Ladies and Gentlemen,
It is a pleasure to be at the ESSEC Centre d’excellence today to discuss the financial regulation and supervision issues raised by the impact of Tech firms on financial services.
To date, in Europe, we have been accustomed to a bank-centric intermediation model. However over the last decade we have witnessed the rise of Fintech start-ups and the entry of Bigtechs in the financial sphere. Do they bring anything new to the way financial systems operate? According to some commentators they should bring a structural shift and see the replacement of the “old world” of bank-centric financial intermediation with disintermediated peer-to-peer systems. Others consider that rather than eliminating intermediation, if left on their own these new comers will more likely bring new intermediation models, in which Fintechs and Bigtechs intermediate banks.
Hence I would like to focus the first part of my remarks on the possible impact of these new competitors on the traditional bank-centric financial intermediation model (1). I will then highlight some of the risks that go hand-in-hand with the changes underway and the regulatory and supervisory challenges they raise (2). Finally, I would like to explain how at the Banque de France we address them in order to strike an appropriate balance between, on the one hand, the objective of fostering innovation and the overall efficiency of financial services and, on the other hand, the objective of ensuring a secure and level playing field for all suppliers and their customers (3).
Understanding how the Fintech sector emerged and has been structured (A) is critical to assessing its impact on the future of intermerdiation (B).
(A) The concept of Fintech, contraction of Financial Technology, designates both a structural shift – the digitalisation of finance – and the main actors of this shift: the Tech firms.
The digitalisation of finance is prospering on the grounds of cutting-edge technologies. The combination of big data analytics, cloud computing, artificial intelligence and blockchain is transforming the way financial products are designed, processed and distributed. For its advocates, this transformation promises:
In addition to these promises, cutting-edge technologies also lower the entry barriers to the financial sector for early adopters: the Tech firms. This should not come as a surprise: internet and smartphones have lowered the distribution costs, big data technologies have lowered production costs and the shrinkage of banks’ balance sheet in the wake of the Great Financial Crisis has given space for new players to conquer market shares.

(Layout annotation data)
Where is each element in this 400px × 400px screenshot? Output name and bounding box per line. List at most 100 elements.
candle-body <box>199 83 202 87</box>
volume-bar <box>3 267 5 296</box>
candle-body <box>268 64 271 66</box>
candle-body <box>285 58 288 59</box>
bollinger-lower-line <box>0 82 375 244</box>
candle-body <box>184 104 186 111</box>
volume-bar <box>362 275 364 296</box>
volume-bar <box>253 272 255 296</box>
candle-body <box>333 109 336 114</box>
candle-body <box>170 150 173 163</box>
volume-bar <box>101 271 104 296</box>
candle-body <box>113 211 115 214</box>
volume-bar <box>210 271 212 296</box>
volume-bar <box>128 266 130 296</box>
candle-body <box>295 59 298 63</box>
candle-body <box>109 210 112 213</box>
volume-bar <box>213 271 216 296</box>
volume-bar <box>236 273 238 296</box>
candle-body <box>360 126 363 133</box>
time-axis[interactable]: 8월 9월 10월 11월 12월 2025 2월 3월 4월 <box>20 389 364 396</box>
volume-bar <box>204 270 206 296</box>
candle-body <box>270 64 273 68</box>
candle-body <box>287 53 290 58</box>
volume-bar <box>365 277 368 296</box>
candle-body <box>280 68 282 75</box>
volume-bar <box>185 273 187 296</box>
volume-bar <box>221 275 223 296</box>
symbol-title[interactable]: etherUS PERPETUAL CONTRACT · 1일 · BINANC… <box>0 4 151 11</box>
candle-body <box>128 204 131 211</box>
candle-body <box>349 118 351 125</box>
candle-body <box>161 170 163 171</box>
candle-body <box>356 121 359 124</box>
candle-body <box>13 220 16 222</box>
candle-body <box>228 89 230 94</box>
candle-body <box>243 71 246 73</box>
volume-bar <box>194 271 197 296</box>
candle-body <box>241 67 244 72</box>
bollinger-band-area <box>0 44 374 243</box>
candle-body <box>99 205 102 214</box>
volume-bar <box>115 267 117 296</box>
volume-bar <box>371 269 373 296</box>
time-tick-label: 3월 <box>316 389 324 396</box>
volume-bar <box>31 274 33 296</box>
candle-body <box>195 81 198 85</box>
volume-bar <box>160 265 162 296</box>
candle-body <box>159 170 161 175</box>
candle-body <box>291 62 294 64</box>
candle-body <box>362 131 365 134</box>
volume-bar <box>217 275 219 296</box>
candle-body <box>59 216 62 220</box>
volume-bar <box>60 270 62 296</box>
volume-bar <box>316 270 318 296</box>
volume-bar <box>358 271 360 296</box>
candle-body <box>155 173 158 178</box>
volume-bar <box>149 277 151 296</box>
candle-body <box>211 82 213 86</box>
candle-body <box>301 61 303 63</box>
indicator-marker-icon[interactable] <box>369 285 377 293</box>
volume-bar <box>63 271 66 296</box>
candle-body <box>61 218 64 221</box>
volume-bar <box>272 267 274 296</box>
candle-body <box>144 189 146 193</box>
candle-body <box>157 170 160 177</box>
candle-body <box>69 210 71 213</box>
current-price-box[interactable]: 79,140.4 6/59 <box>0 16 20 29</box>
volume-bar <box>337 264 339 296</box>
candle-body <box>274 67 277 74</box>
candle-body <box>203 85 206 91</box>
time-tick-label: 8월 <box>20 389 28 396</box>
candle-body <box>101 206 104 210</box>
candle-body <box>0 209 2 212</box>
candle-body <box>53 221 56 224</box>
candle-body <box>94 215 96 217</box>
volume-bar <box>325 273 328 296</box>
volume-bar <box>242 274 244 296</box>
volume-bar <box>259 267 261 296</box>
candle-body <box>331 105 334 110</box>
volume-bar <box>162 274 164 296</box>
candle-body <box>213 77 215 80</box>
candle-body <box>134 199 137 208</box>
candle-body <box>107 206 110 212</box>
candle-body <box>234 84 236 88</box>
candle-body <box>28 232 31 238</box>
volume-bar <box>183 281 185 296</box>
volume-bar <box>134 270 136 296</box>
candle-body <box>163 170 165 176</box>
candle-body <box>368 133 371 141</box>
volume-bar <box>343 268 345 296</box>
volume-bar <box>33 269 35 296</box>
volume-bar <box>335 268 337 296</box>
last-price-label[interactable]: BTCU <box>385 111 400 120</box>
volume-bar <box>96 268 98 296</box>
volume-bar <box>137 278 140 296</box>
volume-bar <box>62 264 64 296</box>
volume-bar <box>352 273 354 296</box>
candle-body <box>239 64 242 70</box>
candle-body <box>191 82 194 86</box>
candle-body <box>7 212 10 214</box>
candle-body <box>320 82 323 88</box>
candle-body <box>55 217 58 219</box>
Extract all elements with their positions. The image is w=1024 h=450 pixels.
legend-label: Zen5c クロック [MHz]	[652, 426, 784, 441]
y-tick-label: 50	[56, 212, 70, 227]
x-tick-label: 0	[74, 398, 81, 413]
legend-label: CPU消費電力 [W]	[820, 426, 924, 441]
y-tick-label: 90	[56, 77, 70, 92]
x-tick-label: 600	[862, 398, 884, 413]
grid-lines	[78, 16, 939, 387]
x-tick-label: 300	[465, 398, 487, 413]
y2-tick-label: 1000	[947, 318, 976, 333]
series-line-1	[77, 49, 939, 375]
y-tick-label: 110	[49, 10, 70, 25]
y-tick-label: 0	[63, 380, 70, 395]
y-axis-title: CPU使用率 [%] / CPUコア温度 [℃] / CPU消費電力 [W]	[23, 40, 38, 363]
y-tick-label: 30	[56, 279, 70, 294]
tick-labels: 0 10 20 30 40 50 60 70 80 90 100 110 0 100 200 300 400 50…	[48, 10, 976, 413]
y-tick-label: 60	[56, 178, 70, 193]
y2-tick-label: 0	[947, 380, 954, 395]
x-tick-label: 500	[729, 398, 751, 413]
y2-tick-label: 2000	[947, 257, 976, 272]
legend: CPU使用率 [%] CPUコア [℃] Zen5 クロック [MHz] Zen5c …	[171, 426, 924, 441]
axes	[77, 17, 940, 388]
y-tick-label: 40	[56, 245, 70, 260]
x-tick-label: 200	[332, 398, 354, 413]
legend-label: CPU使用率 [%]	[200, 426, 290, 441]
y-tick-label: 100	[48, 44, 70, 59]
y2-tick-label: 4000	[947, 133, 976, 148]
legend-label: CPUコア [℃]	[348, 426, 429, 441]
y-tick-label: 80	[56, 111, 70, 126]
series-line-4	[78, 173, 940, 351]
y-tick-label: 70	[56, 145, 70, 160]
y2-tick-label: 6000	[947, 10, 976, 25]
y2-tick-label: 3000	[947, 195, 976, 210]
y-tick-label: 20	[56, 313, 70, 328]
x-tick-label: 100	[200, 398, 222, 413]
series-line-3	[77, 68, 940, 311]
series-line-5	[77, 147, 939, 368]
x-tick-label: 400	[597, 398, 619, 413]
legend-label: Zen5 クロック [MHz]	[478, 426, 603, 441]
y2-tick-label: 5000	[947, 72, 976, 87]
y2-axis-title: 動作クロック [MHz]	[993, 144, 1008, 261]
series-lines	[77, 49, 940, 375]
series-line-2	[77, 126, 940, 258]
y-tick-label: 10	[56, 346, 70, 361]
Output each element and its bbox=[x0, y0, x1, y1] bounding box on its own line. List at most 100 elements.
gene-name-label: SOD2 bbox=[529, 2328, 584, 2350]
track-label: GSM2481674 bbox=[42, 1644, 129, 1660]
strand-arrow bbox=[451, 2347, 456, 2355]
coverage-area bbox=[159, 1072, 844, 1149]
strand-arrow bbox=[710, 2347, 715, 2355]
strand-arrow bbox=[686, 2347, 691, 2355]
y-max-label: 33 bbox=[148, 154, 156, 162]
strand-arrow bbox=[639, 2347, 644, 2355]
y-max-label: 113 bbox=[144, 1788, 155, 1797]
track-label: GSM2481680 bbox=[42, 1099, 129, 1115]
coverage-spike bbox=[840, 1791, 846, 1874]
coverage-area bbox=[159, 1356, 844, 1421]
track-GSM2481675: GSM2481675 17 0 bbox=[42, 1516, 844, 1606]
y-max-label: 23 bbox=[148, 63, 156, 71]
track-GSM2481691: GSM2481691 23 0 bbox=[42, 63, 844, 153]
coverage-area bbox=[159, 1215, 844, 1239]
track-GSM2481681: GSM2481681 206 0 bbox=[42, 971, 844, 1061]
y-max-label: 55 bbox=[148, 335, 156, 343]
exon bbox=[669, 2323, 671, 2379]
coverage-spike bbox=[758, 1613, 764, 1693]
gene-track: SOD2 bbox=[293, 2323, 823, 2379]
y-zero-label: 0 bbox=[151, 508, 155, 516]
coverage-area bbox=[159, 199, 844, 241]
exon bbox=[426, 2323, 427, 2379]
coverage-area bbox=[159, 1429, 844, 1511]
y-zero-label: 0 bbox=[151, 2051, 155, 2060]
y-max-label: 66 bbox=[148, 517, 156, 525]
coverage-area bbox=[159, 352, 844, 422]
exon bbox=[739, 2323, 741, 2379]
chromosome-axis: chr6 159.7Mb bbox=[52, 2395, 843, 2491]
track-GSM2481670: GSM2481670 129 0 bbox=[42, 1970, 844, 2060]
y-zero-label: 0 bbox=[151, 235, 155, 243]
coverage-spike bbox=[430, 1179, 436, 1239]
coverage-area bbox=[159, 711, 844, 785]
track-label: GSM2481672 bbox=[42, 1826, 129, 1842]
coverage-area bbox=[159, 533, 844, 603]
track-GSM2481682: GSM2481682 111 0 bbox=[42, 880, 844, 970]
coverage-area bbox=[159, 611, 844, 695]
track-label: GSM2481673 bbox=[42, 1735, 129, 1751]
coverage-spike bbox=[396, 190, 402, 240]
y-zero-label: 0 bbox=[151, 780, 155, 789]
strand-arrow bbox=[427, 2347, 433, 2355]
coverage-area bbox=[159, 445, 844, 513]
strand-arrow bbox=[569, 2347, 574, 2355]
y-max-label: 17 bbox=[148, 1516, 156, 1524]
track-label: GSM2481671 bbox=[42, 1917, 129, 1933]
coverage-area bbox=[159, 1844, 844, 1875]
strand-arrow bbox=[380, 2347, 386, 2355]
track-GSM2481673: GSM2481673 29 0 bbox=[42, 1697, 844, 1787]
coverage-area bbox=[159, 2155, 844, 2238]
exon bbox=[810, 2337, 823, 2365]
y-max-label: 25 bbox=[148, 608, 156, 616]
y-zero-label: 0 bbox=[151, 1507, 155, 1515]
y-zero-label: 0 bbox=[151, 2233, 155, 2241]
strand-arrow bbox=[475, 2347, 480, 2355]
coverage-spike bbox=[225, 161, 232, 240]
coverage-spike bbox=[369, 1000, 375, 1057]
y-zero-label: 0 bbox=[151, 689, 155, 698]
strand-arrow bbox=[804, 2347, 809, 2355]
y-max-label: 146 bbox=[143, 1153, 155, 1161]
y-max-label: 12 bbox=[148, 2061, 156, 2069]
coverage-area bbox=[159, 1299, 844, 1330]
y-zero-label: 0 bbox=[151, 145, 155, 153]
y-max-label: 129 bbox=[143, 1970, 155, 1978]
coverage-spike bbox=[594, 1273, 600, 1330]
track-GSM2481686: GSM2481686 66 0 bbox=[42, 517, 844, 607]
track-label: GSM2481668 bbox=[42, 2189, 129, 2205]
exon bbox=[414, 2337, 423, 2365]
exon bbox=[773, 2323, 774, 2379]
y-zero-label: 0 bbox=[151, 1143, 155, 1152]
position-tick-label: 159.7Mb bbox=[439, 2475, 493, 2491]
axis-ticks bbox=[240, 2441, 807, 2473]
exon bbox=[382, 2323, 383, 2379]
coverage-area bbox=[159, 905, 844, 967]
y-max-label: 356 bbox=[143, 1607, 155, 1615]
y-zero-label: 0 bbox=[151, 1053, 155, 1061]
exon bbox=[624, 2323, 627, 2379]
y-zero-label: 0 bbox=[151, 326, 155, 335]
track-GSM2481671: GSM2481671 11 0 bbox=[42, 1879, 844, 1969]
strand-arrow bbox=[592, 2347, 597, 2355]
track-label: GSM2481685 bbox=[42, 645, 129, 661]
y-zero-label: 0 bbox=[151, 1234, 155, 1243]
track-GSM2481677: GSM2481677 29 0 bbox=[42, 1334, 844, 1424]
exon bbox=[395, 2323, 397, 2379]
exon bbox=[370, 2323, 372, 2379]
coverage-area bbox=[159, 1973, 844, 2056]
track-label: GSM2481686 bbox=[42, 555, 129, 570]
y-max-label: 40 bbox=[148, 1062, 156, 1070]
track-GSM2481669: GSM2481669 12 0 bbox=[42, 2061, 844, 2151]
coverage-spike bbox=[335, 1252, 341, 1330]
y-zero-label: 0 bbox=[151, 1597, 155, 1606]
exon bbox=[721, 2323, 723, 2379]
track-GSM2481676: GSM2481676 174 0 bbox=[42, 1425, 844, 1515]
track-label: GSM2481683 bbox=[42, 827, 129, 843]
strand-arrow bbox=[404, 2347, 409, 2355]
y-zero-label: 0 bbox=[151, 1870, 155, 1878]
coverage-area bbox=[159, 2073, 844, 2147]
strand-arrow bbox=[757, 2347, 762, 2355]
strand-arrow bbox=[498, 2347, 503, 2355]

• [GOAL OF THE EXERCISE]: Reproduce word for word the passage of the remarks on Fintech and banking above, from "Hence I would" to "their customers (3).".

• [SOLUTION TO THE PROBLEM]:
Hence I would like to focus the first part of my remarks on the possible impact of these new competitors on the traditional bank-centric financial intermediation model (1). I will then highlight some of the risks that go hand-in-hand with the changes underway and the regulatory and supervisory challenges they raise (2). Finally, I would like to explain how at the Banque de France we address them in order to strike an appropriate balance between, on the one hand, the objective of fostering innovation and the overall efficiency of financial services and, on the other hand, the objective of ensuring a secure and level playing field for all suppliers and their customers (3).